→ PROBLEM:
Wherever "xlabel" appears in a line, copy that line.

→ EXTRACTED RECORDS:
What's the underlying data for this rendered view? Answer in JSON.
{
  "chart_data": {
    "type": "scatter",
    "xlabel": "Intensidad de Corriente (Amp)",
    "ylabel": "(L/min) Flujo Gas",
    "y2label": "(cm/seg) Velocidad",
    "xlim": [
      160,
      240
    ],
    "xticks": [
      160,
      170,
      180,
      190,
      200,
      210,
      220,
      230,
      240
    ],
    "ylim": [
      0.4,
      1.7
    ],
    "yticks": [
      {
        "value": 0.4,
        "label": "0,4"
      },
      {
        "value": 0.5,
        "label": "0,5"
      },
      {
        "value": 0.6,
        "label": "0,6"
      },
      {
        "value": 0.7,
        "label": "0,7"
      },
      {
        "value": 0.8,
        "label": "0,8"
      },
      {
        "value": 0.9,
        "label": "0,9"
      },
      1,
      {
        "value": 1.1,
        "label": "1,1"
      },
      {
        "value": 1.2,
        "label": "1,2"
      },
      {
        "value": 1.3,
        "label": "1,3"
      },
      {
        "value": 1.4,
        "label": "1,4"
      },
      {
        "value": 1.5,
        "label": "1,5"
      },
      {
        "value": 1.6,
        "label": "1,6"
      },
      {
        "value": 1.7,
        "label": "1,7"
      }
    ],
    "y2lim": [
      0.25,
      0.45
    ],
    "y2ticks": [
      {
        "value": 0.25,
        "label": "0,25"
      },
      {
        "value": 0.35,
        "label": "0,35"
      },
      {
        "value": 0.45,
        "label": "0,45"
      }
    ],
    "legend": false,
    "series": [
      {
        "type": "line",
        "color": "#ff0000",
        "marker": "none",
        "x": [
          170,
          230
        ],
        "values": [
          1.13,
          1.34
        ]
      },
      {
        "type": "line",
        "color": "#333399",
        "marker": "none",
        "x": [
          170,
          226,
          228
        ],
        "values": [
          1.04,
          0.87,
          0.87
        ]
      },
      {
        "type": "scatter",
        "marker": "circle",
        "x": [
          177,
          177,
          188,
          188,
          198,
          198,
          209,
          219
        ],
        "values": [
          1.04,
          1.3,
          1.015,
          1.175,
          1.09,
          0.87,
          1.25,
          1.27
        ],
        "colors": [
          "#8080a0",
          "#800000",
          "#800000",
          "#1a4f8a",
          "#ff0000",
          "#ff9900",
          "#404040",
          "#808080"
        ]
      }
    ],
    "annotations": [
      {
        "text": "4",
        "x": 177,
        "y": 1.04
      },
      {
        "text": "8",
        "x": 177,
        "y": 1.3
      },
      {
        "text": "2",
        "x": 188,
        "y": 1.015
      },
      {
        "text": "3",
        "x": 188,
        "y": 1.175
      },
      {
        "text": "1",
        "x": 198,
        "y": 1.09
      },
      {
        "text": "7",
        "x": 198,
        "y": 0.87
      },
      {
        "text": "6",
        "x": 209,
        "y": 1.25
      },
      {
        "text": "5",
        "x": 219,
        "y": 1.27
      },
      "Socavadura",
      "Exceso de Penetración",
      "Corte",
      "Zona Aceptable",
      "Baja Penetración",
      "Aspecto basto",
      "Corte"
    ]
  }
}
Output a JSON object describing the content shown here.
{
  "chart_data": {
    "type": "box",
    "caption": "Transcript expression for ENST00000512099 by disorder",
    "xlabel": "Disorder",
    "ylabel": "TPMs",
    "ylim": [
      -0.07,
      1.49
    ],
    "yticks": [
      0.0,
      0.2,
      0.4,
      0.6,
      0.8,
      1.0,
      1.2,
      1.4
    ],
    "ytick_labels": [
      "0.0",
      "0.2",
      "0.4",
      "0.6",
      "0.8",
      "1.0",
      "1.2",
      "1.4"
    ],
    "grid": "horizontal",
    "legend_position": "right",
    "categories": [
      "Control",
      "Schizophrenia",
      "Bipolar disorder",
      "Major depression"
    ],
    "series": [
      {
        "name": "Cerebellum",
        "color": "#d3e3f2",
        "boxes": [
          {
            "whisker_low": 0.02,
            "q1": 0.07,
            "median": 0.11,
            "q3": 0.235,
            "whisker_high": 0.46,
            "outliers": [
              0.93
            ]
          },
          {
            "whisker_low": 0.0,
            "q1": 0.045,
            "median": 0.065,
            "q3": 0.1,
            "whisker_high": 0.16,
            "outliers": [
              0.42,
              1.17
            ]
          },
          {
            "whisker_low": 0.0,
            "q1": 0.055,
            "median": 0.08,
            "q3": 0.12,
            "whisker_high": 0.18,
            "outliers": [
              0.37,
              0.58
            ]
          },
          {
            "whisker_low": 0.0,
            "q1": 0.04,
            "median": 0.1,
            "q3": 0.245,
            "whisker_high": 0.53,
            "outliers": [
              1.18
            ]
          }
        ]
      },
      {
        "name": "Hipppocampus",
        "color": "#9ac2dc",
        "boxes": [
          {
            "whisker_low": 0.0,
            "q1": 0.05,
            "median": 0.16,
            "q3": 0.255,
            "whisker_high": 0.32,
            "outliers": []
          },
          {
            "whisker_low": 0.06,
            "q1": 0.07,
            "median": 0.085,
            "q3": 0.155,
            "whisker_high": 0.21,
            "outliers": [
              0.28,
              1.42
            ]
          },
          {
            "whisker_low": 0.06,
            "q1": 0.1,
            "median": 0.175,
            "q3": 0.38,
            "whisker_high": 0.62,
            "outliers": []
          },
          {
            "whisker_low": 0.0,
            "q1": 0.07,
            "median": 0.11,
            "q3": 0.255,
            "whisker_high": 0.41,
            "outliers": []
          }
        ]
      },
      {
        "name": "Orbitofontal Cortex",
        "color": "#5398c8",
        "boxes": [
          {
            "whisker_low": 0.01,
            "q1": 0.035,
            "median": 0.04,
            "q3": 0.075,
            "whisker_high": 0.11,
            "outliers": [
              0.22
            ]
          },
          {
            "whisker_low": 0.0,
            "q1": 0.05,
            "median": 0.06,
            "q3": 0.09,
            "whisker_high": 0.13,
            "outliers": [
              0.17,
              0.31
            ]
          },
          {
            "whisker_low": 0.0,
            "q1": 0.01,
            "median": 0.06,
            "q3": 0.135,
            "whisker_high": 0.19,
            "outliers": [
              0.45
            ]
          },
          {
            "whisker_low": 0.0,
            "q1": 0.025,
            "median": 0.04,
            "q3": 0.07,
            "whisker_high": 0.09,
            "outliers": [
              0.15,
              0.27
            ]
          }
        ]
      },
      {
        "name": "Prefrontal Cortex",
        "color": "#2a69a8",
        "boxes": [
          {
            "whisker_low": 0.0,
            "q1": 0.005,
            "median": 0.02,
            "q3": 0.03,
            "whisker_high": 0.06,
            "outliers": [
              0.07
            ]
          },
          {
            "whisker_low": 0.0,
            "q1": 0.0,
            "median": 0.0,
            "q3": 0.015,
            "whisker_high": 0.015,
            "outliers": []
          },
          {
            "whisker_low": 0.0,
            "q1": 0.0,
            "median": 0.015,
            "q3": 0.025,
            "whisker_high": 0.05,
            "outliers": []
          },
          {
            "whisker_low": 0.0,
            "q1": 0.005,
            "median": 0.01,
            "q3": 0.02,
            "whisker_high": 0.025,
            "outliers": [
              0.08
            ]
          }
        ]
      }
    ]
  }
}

→ FINAL RESULT:
    "xlabel": "Intensidad de Corriente (Amp)",
    "xlabel": "Disorder",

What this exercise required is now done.